Prompt: Pull out every line with the word "enemies" from the entries below.
start Data entries
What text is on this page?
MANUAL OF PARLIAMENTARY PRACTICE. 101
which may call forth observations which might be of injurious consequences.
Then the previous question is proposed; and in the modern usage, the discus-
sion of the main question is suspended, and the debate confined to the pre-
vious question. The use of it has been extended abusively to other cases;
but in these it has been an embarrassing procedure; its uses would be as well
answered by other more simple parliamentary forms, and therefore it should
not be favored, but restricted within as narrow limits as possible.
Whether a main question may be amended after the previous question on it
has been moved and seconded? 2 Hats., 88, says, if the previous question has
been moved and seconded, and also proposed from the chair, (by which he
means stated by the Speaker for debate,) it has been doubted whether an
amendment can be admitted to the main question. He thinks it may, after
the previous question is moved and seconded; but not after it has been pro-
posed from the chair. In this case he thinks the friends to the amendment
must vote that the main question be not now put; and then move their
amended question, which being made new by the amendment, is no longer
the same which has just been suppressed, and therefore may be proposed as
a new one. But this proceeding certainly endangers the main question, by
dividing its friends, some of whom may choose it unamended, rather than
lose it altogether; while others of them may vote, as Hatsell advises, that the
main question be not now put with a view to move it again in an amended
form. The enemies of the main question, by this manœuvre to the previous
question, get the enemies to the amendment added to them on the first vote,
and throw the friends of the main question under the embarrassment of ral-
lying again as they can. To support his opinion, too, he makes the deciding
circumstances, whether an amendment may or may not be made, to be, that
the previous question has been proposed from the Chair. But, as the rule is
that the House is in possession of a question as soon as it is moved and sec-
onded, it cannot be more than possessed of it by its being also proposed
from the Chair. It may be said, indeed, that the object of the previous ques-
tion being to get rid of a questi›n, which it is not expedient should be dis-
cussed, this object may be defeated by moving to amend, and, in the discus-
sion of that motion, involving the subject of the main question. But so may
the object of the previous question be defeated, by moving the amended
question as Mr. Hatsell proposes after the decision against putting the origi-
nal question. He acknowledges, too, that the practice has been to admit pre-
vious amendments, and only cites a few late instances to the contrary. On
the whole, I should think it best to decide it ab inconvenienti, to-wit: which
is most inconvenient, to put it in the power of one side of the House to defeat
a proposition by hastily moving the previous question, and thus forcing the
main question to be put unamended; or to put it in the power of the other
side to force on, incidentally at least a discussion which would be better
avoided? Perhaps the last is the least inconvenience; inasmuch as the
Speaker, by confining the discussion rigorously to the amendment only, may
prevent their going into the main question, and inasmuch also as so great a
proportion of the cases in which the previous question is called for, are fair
end Data entries
Expected answer:
form. The enemies of the main question, by this manœuvre to the previous
question, get the enemies to the amendment added to them on the first vote,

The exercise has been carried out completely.